* **Required task**: Can you copy out, word for word, the data lines below, from the line containing "footer-name: N.S/N.O <box>516" through the line containing "candidate-photo-daniel <box>427 270", with both of those lines included?
[begin Data for processing]
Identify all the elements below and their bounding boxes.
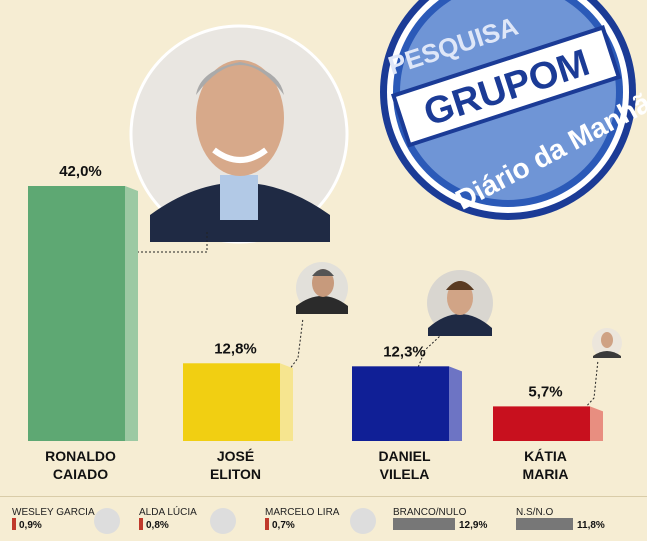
footer-name: N.S/N.O <box>516 507 554 518</box>
bar-side <box>280 363 293 441</box>
footer-value: 0,9% <box>19 520 42 531</box>
candidate-photo-ronaldo <box>129 24 349 244</box>
category-label: CAIADO <box>53 466 108 482</box>
category-label: KÁTIA <box>524 448 567 464</box>
category-label: ELITON <box>210 466 261 482</box>
bar-side <box>590 406 603 441</box>
ns-no-bar <box>516 518 573 530</box>
bar-value-label: 5,7% <box>528 383 562 400</box>
footer-value: 0,8% <box>146 520 169 531</box>
footer-value: 11,8% <box>577 520 605 531</box>
footer-name: ALDA LÚCIA <box>139 507 197 518</box>
category-label: MARIA <box>523 466 569 482</box>
wesley-avatar <box>94 508 120 534</box>
bar-front <box>493 406 590 441</box>
footer-item-branco: BRANCO/NULO 12,9% <box>393 507 487 531</box>
value-marker <box>12 518 16 530</box>
bar-side <box>449 366 462 441</box>
candidate-photo-katia <box>592 328 622 358</box>
grupom-logo-seal: GRUPOM PESQUISA Diário da Manhã <box>380 0 647 220</box>
footer-name: MARCELO LIRA <box>265 507 340 518</box>
bar-front <box>352 366 449 441</box>
candidate-photo-jose <box>296 262 348 314</box>
alda-avatar <box>210 508 236 534</box>
category-label: DANIEL <box>378 448 431 464</box>
bar-front <box>183 363 280 441</box>
bar-side <box>125 186 138 441</box>
footer-name: BRANCO/NULO <box>393 507 467 518</box>
footer-name: WESLEY GARCIA <box>12 507 95 518</box>
category-label: VILELA <box>380 466 430 482</box>
footer-value: 12,9% <box>459 520 488 531</box>
other-candidates-footer: WESLEY GARCIA 0,9% ALDA LÚCIA 0,8% MARCE… <box>0 496 647 541</box>
footer-item-wesley: WESLEY GARCIA 0,9% <box>12 507 95 531</box>
footer-item-ns-no: N.S/N.O 11,8% <box>516 507 605 531</box>
value-marker <box>265 518 269 530</box>
footer-item-marcelo: MARCELO LIRA 0,7% <box>265 507 339 531</box>
candidate-photo-daniel <box>427 270 493 336</box>
bar-front <box>28 186 125 441</box>
footer-value: 0,7% <box>272 520 295 531</box>
marcelo-avatar <box>350 508 376 534</box>
value-marker <box>139 518 143 530</box>
category-label: RONALDO <box>45 448 116 464</box>
footer-item-alda: ALDA LÚCIA 0,8% <box>139 507 197 531</box>
category-label: JOSÉ <box>217 448 254 464</box>
bar-value-label: 42,0% <box>59 163 102 180</box>
bar-value-label: 12,8% <box>214 340 257 357</box>
bar-value-label: 12,3% <box>383 343 426 360</box>
bar-chart: GRUPOM PESQUISA Diário da Manhã 42,0%R <box>28 0 647 482</box>
branco-nulo-bar <box>393 518 455 530</box>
[end Data for processing]
* **Finished exercise**:
footer-name: N.S/N.O <box>516 507 554 518</box>
bar-side <box>280 363 293 441</box>
footer-value: 0,9% <box>19 520 42 531</box>
candidate-photo-ronaldo <box>129 24 349 244</box>
category-label: CAIADO <box>53 466 108 482</box>
category-label: KÁTIA <box>524 448 567 464</box>
category-label: ELITON <box>210 466 261 482</box>
bar-side <box>590 406 603 441</box>
ns-no-bar <box>516 518 573 530</box>
bar-value-label: 5,7% <box>528 383 562 400</box>
footer-value: 0,8% <box>146 520 169 531</box>
footer-value: 11,8% <box>577 520 605 531</box>
footer-name: ALDA LÚCIA <box>139 507 197 518</box>
category-label: MARIA <box>523 466 569 482</box>
wesley-avatar <box>94 508 120 534</box>
bar-front <box>493 406 590 441</box>
footer-item-branco: BRANCO/NULO 12,9% <box>393 507 487 531</box>
value-marker <box>12 518 16 530</box>
bar-side <box>449 366 462 441</box>
candidate-photo-katia <box>592 328 622 358</box>
grupom-logo-seal: GRUPOM PESQUISA Diário da Manhã <box>380 0 647 220</box>
footer-name: MARCELO LIRA <box>265 507 340 518</box>
bar-front <box>352 366 449 441</box>
candidate-photo-jose <box>296 262 348 314</box>
alda-avatar <box>210 508 236 534</box>
category-label: DANIEL <box>378 448 431 464</box>
bar-front <box>183 363 280 441</box>
bar-side <box>125 186 138 441</box>
footer-name: BRANCO/NULO <box>393 507 467 518</box>
footer-name: WESLEY GARCIA <box>12 507 95 518</box>
category-label: VILELA <box>380 466 430 482</box>
footer-value: 12,9% <box>459 520 488 531</box>
other-candidates-footer: WESLEY GARCIA 0,9% ALDA LÚCIA 0,8% MARCE… <box>0 496 647 541</box>
footer-item-wesley: WESLEY GARCIA 0,9% <box>12 507 95 531</box>
footer-item-ns-no: N.S/N.O 11,8% <box>516 507 605 531</box>
value-marker <box>265 518 269 530</box>
footer-item-marcelo: MARCELO LIRA 0,7% <box>265 507 339 531</box>
candidate-photo-daniel <box>427 270 493 336</box>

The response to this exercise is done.